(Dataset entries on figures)
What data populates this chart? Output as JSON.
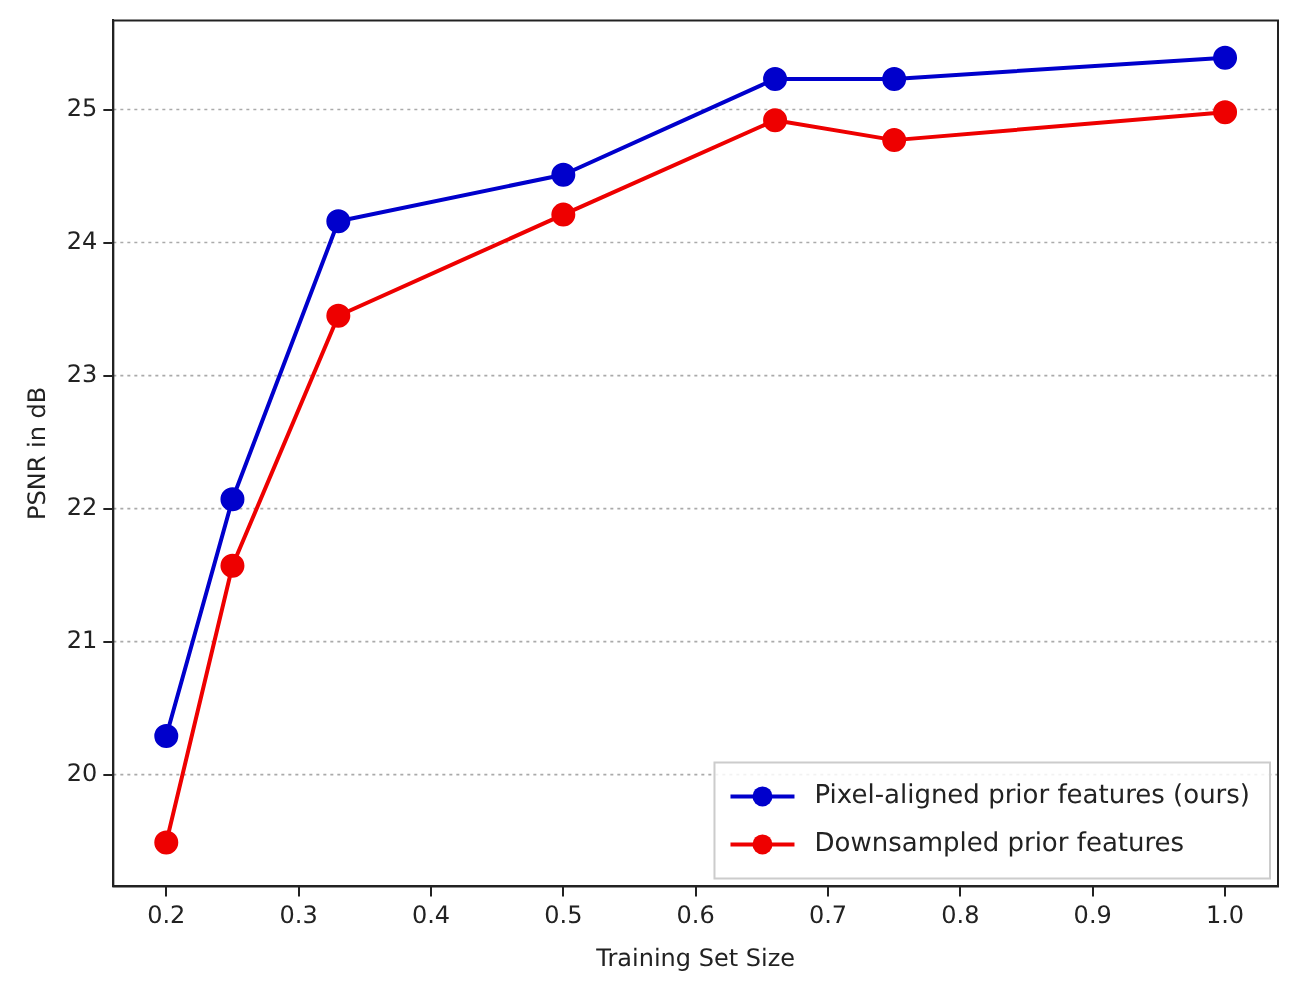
{
  "chart_data": {
    "type": "line",
    "xlabel": "Training Set Size",
    "ylabel": "PSNR in dB",
    "x": [
      0.2,
      0.25,
      0.33,
      0.5,
      0.66,
      0.75,
      1.0
    ],
    "series": [
      {
        "name": "Pixel-aligned prior features (ours)",
        "color": "#0000cc",
        "values": [
          20.29,
          22.07,
          24.16,
          24.51,
          25.23,
          25.23,
          25.39
        ]
      },
      {
        "name": "Downsampled prior features",
        "color": "#ee0000",
        "values": [
          19.49,
          21.57,
          23.45,
          24.21,
          24.92,
          24.77,
          24.98
        ]
      }
    ],
    "xlim": [
      0.16,
      1.04
    ],
    "xticks": [
      {
        "value": 0.2,
        "label": "0.2"
      },
      {
        "value": 0.3,
        "label": "0.3"
      },
      {
        "value": 0.4,
        "label": "0.4"
      },
      {
        "value": 0.5,
        "label": "0.5"
      },
      {
        "value": 0.6,
        "label": "0.6"
      },
      {
        "value": 0.7,
        "label": "0.7"
      },
      {
        "value": 0.8,
        "label": "0.8"
      },
      {
        "value": 0.9,
        "label": "0.9"
      },
      {
        "value": 1.0,
        "label": "1.0"
      }
    ],
    "ylim": [
      19.16,
      25.67
    ],
    "yticks": [
      20,
      21,
      22,
      23,
      24,
      25
    ],
    "grid": "y",
    "legend": "bottom right",
    "marker": "circle",
    "line_style": "solid"
  }
}
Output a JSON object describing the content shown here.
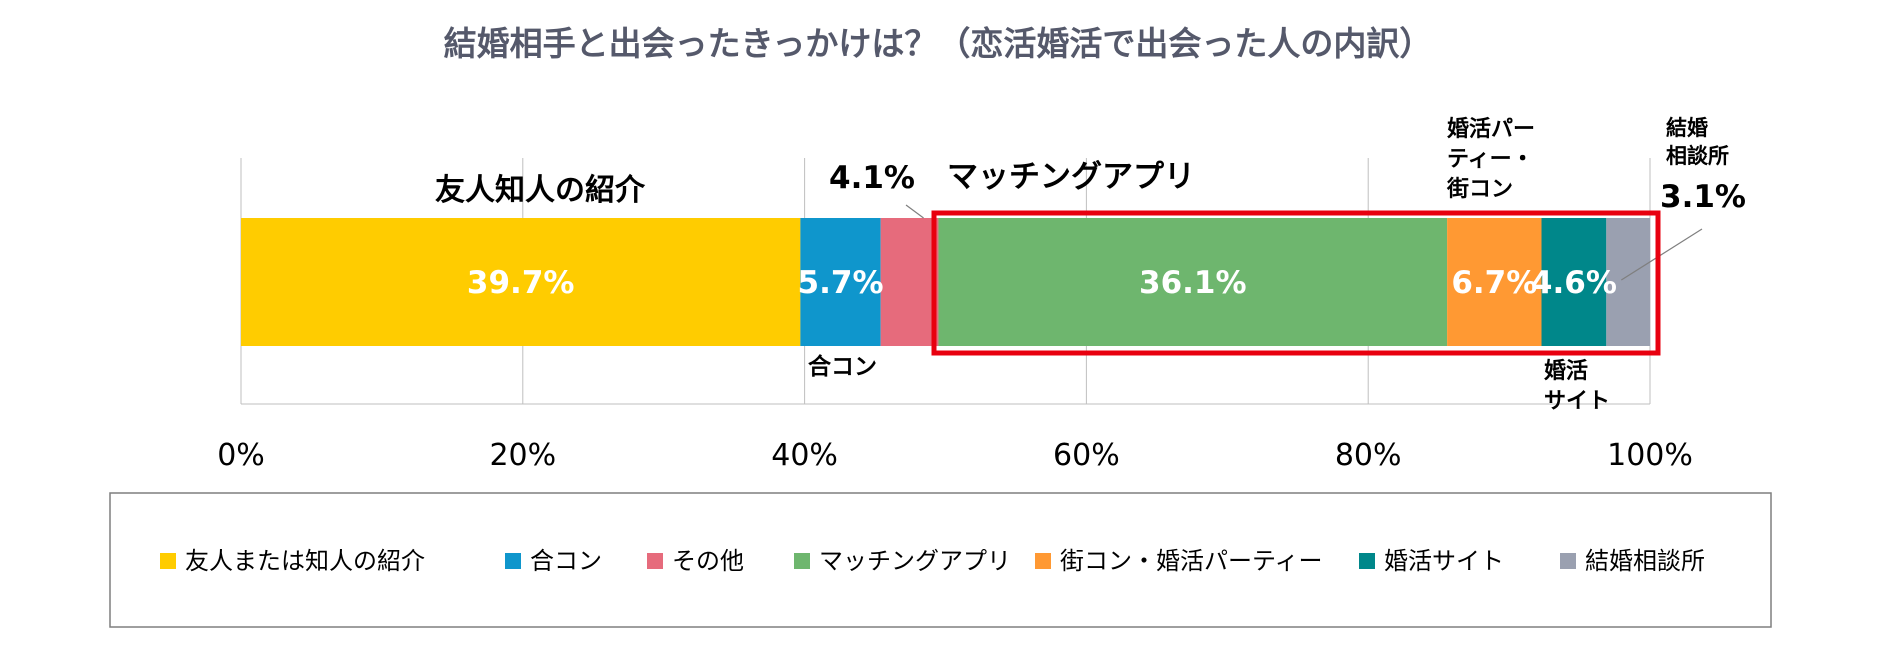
{
  "chart_data": {
    "type": "bar",
    "orientation": "horizontal",
    "stacked": true,
    "title": "結婚相手と出会ったきっかけは？（恋活婚活で出会った人の内訳）",
    "x_axis": {
      "ticks": [
        "0%",
        "20%",
        "40%",
        "60%",
        "80%",
        "100%"
      ],
      "range": [
        0,
        100
      ],
      "unit": "%"
    },
    "grid": true,
    "legend_position": "bottom",
    "series": [
      {
        "name": "友人または知人の紹介",
        "value": 39.7,
        "value_label": "39.7%",
        "color": "#FFCC00"
      },
      {
        "name": "合コン",
        "value": 5.7,
        "value_label": "5.7%",
        "color": "#0F96CC"
      },
      {
        "name": "その他",
        "value": 4.1,
        "value_label": "4.1%",
        "color": "#E66B7C"
      },
      {
        "name": "マッチングアプリ",
        "value": 36.1,
        "value_label": "36.1%",
        "color": "#6EB66E"
      },
      {
        "name": "街コン・婚活パーティー",
        "value": 6.7,
        "value_label": "6.7%",
        "color": "#FF9933"
      },
      {
        "name": "婚活サイト",
        "value": 4.6,
        "value_label": "4.6%",
        "color": "#00878A"
      },
      {
        "name": "結婚相談所",
        "value": 3.1,
        "value_label": "3.1%",
        "color": "#9AA0B0"
      }
    ],
    "annotations": {
      "friends": "友人知人の紹介",
      "goukon": "合コン",
      "other_value": "4.1%",
      "matching_app": "マッチングアプリ",
      "party_lines": [
        "婚活パー",
        "ティー・",
        "街コン"
      ],
      "site_lines": [
        "婚活",
        "サイト"
      ],
      "agency_lines": [
        "結婚",
        "相談所"
      ],
      "agency_value": "3.1%"
    },
    "highlight_color": "#E8000F"
  }
}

Task directions:
Return only the number of lines in the entries that contain the string "JSON".

Solution for this exercise:
2